_Entries_
•••••
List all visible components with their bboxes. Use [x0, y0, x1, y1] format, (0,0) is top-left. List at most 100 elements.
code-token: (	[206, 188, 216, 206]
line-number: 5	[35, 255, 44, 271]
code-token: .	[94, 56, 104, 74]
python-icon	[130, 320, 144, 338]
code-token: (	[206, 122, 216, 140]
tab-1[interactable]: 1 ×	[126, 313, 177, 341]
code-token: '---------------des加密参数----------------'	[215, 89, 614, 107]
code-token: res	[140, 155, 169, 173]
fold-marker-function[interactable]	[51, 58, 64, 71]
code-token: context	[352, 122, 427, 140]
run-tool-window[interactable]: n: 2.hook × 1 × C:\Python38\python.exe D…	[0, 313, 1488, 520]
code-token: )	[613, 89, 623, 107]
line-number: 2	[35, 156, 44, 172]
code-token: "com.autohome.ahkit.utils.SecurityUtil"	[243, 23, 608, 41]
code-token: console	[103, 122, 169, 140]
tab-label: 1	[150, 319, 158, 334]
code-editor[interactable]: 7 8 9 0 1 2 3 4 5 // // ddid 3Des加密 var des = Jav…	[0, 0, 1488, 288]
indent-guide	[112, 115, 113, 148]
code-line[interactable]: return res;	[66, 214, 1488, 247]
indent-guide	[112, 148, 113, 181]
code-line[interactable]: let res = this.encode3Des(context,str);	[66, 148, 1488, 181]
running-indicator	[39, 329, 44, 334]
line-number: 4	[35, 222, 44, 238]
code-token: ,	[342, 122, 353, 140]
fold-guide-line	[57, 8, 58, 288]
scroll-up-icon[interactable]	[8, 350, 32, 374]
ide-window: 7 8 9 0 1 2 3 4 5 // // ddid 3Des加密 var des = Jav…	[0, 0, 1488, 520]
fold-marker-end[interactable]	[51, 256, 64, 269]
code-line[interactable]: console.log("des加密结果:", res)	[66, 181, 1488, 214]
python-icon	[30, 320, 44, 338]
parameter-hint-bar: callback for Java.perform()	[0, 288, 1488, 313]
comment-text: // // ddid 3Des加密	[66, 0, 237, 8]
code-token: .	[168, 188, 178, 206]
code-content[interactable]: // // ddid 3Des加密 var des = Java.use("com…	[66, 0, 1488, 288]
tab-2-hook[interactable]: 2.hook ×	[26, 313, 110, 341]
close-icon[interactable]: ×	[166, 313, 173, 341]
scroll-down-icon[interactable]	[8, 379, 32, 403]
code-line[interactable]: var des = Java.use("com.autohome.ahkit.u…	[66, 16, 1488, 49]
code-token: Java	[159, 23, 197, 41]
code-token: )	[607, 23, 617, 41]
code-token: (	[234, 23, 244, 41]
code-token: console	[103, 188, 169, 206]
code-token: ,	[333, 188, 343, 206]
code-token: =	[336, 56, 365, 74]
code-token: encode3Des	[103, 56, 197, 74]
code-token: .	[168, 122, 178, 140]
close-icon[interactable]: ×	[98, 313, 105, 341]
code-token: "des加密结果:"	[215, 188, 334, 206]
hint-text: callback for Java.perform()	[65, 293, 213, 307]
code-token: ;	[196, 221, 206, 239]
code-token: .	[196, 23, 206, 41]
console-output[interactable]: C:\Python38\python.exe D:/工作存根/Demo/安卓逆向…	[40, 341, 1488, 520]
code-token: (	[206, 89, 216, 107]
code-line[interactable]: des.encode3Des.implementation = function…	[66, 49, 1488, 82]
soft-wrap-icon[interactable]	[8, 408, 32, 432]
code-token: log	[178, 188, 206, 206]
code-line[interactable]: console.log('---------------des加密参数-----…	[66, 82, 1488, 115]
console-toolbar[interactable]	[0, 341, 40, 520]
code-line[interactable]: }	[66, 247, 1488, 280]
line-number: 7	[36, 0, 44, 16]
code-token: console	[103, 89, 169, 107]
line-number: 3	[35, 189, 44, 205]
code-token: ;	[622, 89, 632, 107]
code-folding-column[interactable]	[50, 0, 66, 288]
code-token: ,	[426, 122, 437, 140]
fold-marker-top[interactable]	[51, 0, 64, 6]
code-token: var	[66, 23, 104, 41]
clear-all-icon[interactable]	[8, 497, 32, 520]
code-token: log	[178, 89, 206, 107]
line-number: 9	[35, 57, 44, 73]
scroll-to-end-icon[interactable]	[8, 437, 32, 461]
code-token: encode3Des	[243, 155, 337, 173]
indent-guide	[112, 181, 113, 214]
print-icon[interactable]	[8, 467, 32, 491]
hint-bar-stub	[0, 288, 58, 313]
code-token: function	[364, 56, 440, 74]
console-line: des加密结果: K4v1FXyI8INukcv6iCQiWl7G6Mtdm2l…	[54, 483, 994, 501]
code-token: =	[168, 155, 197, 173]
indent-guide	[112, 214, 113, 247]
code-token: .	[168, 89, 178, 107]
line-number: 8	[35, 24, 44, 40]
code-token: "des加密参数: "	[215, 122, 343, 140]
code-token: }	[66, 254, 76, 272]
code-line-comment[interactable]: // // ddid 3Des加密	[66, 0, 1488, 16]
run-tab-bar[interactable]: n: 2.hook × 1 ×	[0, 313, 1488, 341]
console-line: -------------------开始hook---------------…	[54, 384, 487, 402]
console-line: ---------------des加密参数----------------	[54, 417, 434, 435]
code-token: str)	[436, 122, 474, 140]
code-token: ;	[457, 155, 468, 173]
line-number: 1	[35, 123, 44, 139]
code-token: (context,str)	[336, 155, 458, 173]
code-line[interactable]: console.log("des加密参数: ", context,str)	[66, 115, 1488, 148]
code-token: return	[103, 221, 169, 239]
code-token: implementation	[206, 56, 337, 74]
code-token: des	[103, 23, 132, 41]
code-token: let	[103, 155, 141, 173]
•••••
_Exercise directions_
Reproduce the data verbatim, starting with its first line and stopping after the line that contains "156, 44, 172]", with both of those lines included.

_Solution to this task_
List all visible components with their bboxes. Use [x0, y0, x1, y1] format, (0,0) is top-left. List at most 100 elements.
code-token: (	[206, 188, 216, 206]
line-number: 5	[35, 255, 44, 271]
code-token: .	[94, 56, 104, 74]
python-icon	[130, 320, 144, 338]
code-token: (	[206, 122, 216, 140]
tab-1[interactable]: 1 ×	[126, 313, 177, 341]
code-token: '---------------des加密参数----------------'	[215, 89, 614, 107]
code-token: res	[140, 155, 169, 173]
fold-marker-function[interactable]	[51, 58, 64, 71]
code-token: context	[352, 122, 427, 140]
run-tool-window[interactable]: n: 2.hook × 1 × C:\Python38\python.exe D…	[0, 313, 1488, 520]
code-token: )	[613, 89, 623, 107]
line-number: 2	[35, 156, 44, 172]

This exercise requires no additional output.